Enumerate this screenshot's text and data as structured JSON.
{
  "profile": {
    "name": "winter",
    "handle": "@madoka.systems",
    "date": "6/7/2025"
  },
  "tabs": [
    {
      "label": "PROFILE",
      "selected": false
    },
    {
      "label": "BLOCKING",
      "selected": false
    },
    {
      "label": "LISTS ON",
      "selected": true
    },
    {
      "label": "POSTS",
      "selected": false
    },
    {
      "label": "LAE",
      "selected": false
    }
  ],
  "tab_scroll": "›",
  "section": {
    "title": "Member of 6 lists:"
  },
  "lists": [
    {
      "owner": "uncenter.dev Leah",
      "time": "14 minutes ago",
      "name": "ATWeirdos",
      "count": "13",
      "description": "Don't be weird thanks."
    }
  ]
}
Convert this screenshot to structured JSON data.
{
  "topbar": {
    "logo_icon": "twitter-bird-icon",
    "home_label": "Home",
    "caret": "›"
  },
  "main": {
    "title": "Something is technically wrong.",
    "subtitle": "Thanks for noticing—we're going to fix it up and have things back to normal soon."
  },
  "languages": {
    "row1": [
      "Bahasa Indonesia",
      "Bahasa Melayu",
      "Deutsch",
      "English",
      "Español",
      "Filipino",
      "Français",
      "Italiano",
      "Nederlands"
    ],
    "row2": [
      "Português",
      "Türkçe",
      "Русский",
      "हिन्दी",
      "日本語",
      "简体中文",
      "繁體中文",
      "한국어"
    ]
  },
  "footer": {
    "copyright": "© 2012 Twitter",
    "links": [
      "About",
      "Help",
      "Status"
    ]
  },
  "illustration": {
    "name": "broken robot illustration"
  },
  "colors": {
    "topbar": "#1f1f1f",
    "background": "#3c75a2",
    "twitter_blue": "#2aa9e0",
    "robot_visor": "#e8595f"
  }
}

__________________________________________________

OBJECTIVE -
Count every line of the records that holds "name". State the number, nothing else.

TASK OUTPUT -
3